◆ Task prompt ◆
Read the entries below and pull out each line with the string "based".

⁂

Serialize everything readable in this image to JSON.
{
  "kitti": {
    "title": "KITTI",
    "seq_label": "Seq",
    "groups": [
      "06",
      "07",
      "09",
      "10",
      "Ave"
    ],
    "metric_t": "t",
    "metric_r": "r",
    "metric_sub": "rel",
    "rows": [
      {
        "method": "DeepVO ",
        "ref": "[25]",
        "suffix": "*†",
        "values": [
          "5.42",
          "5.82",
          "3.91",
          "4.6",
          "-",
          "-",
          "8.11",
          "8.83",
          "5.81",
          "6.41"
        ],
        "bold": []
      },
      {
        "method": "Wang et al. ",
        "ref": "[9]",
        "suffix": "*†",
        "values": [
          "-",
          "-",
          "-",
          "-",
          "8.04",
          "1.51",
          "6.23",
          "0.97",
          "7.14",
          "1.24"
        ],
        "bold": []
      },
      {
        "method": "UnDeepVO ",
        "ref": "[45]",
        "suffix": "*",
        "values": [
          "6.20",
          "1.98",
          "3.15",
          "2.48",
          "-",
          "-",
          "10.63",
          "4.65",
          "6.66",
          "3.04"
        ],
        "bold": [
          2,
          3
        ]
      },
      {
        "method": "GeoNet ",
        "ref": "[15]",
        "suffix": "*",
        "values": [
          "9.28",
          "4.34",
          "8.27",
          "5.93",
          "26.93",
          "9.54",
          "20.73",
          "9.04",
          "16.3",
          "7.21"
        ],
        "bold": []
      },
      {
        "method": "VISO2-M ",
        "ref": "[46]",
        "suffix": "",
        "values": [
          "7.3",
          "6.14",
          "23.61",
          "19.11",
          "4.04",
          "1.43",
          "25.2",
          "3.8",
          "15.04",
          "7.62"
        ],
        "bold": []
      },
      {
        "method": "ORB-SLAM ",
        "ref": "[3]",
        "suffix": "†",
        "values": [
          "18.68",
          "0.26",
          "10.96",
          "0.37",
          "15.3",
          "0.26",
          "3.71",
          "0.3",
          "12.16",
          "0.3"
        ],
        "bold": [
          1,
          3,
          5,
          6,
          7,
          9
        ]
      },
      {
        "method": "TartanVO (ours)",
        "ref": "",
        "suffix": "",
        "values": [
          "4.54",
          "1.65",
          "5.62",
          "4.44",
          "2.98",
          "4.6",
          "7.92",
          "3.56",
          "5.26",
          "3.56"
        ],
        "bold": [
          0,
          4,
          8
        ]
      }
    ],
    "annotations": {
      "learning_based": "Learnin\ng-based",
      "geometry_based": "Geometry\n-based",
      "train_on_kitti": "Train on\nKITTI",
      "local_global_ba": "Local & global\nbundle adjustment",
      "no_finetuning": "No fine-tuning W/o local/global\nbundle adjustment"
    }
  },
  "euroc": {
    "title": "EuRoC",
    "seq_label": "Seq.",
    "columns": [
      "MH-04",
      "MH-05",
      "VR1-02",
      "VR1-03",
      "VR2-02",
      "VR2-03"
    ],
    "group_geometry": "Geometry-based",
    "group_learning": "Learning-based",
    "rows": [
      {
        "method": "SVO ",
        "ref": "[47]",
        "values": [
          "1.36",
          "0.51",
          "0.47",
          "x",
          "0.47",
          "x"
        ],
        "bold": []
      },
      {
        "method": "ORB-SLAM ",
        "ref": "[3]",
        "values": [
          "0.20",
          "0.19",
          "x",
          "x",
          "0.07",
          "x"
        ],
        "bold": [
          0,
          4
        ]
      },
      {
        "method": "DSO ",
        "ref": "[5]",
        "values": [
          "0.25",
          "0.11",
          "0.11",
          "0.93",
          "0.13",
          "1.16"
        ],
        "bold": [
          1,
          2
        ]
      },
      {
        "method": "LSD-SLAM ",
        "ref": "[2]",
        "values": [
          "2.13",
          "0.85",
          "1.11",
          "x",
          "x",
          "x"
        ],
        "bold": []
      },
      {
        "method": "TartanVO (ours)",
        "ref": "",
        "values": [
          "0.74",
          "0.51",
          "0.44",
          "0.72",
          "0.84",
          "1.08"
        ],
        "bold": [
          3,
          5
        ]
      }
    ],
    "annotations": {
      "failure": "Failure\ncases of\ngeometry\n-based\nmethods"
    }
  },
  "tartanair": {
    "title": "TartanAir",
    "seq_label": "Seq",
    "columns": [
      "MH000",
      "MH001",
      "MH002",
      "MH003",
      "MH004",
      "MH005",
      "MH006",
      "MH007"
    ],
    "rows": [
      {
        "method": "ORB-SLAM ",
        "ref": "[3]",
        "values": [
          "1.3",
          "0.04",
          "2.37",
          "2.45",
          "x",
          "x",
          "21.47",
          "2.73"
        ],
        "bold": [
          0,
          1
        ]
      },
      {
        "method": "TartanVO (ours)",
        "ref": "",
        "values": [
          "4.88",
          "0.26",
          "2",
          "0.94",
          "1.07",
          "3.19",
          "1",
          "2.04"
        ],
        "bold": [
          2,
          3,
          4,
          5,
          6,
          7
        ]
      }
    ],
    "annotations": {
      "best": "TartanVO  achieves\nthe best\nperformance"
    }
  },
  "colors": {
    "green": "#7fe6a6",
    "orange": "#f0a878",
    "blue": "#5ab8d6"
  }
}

⁂

◆ Task answer ◆
      "learning_based": "Learnin\ng-based",
      "geometry_based": "Geometry\n-based",
    "group_geometry": "Geometry-based",
    "group_learning": "Learning-based",
      "failure": "Failure\ncases of\ngeometry\n-based\nmethods"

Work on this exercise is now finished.